Given data »

——

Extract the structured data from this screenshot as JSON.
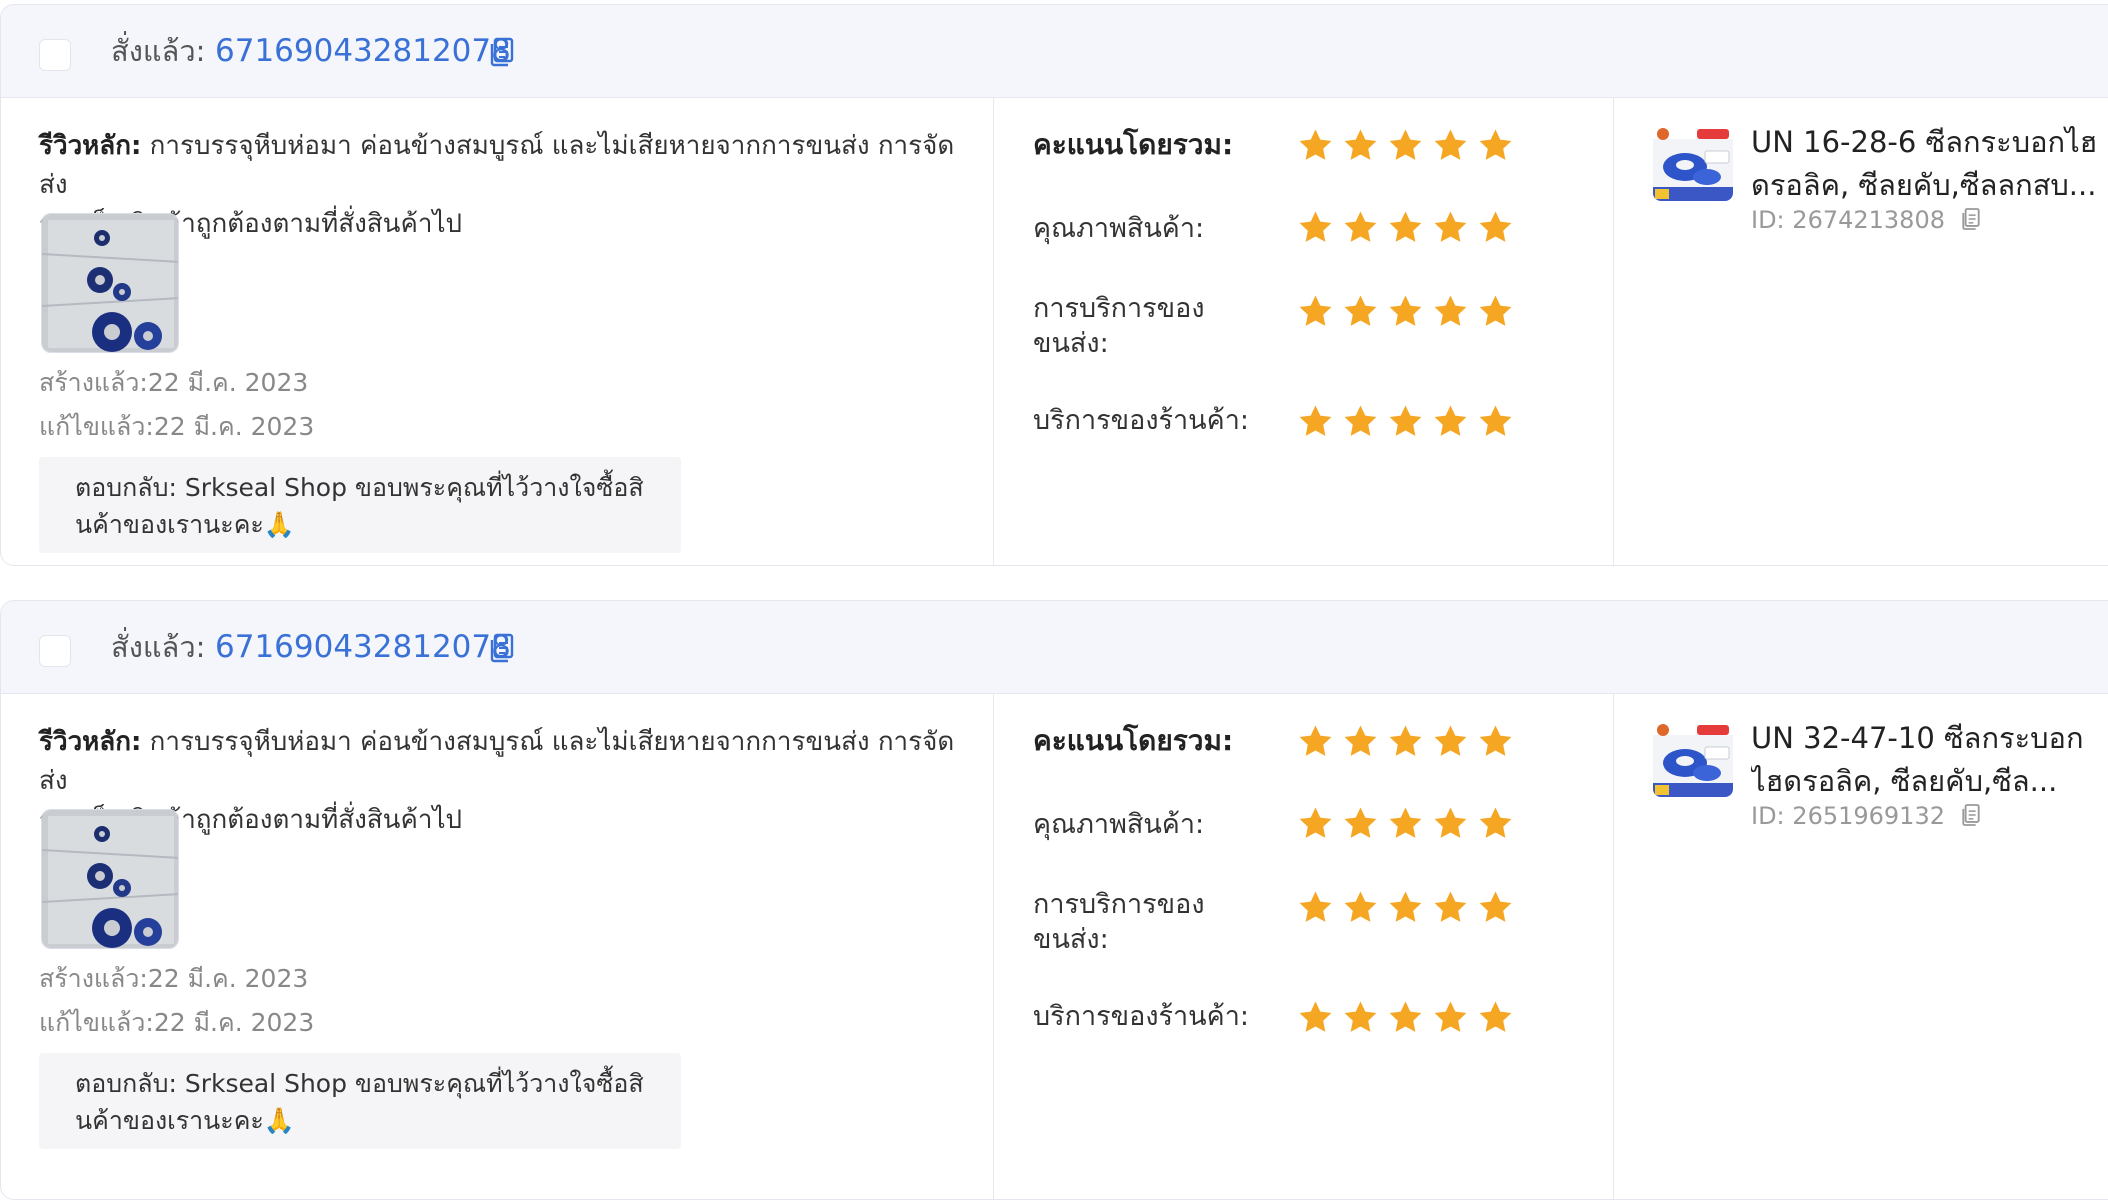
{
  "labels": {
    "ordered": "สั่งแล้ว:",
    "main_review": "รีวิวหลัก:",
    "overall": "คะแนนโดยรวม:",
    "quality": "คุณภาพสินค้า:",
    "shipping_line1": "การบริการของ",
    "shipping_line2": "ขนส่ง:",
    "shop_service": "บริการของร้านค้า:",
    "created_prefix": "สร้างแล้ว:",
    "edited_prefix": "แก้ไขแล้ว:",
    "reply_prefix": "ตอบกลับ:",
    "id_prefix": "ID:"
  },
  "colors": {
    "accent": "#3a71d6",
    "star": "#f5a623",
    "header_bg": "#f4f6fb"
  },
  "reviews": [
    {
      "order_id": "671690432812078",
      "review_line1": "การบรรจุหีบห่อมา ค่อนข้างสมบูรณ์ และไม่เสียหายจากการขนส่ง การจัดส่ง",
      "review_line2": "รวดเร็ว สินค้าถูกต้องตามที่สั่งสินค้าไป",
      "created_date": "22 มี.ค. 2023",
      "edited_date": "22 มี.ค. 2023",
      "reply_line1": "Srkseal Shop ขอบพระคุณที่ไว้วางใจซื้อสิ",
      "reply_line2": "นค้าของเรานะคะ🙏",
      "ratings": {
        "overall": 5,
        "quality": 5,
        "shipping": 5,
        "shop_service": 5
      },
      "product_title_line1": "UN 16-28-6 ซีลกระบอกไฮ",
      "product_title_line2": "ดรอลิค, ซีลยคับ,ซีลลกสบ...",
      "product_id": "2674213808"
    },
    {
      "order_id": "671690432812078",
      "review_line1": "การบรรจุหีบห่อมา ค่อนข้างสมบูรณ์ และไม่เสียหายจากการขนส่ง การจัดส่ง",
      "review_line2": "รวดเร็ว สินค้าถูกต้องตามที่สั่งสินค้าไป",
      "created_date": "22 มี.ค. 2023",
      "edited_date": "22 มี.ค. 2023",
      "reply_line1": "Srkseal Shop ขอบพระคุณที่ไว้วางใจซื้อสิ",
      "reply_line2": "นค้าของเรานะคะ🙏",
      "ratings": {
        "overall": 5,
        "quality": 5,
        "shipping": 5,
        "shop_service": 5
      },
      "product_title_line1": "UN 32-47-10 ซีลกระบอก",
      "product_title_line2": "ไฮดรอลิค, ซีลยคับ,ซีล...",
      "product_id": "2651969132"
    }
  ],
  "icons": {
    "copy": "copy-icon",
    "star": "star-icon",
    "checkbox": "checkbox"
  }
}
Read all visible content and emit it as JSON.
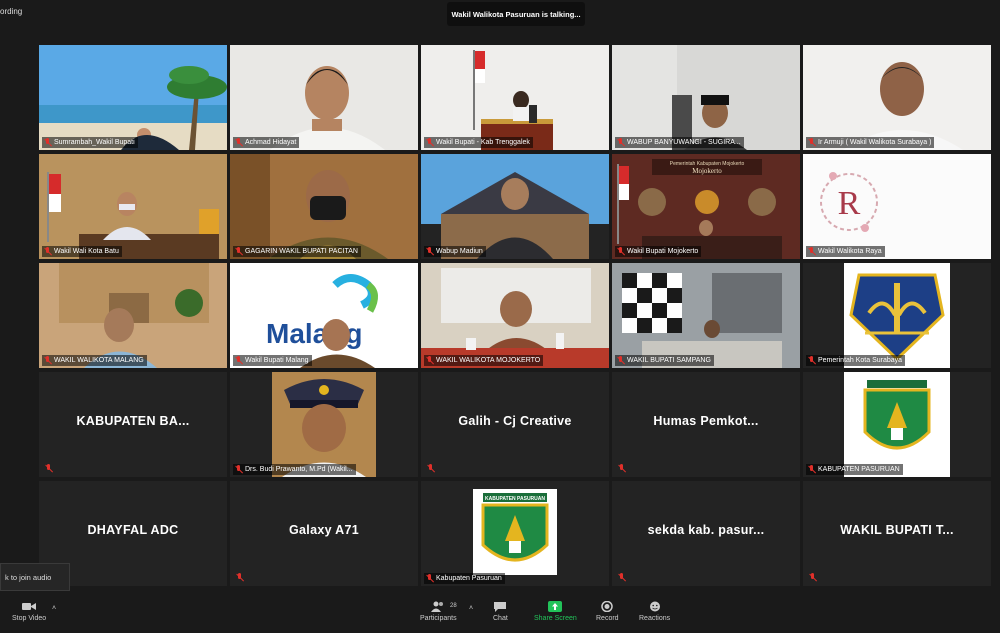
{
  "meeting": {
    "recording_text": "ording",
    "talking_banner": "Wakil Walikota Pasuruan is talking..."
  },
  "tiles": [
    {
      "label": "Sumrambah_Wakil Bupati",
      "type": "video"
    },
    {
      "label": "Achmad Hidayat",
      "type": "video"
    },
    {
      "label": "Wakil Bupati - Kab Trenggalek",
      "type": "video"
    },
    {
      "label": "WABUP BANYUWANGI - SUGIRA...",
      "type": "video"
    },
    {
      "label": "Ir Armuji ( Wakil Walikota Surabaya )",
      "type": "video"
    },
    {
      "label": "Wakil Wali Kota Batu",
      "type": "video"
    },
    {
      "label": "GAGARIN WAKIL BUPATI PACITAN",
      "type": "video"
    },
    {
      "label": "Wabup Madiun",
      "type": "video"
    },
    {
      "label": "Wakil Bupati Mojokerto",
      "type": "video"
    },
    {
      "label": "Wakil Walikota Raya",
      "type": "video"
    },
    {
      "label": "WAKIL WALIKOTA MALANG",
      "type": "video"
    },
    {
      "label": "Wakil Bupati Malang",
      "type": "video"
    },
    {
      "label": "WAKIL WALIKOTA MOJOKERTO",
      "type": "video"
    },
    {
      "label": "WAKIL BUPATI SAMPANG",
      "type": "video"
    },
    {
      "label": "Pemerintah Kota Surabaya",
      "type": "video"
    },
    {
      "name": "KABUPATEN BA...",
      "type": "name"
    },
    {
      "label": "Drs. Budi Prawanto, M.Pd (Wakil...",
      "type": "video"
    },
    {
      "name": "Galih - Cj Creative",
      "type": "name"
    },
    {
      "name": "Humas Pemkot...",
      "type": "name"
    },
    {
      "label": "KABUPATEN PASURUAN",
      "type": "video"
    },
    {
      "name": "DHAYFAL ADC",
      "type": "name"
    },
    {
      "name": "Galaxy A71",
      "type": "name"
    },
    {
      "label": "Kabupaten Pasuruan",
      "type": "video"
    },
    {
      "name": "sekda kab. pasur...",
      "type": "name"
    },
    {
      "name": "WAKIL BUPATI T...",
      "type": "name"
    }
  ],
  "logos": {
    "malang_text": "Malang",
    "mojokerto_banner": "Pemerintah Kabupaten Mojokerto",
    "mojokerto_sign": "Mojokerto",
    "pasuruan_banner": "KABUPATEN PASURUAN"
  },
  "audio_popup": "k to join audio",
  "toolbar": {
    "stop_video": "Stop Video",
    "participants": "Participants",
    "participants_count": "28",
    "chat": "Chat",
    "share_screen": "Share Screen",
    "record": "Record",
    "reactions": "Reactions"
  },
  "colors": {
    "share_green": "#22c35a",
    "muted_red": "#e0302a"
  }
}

——

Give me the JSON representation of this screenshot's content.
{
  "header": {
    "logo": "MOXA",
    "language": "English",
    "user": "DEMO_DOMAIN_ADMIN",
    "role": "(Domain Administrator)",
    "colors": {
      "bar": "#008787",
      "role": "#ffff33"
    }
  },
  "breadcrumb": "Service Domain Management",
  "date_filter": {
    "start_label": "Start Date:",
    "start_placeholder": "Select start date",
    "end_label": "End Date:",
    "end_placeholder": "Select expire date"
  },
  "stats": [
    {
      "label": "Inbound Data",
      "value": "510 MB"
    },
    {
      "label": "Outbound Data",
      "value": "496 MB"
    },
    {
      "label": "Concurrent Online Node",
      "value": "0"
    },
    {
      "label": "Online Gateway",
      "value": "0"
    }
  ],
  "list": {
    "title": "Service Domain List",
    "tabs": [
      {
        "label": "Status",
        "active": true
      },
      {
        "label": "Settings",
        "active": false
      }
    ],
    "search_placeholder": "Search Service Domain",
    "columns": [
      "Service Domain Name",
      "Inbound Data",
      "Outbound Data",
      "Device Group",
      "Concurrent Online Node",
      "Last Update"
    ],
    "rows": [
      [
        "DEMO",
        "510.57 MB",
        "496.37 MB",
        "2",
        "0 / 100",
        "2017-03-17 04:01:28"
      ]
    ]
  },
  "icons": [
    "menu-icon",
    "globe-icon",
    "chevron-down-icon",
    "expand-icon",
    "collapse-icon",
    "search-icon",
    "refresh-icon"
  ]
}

——

Task statement » Pull out every line of the records above that contains the word "value".

Result of the exercise »
      "value": "510 MB"
      "value": "496 MB"
      "value": "0"
      "value": "0"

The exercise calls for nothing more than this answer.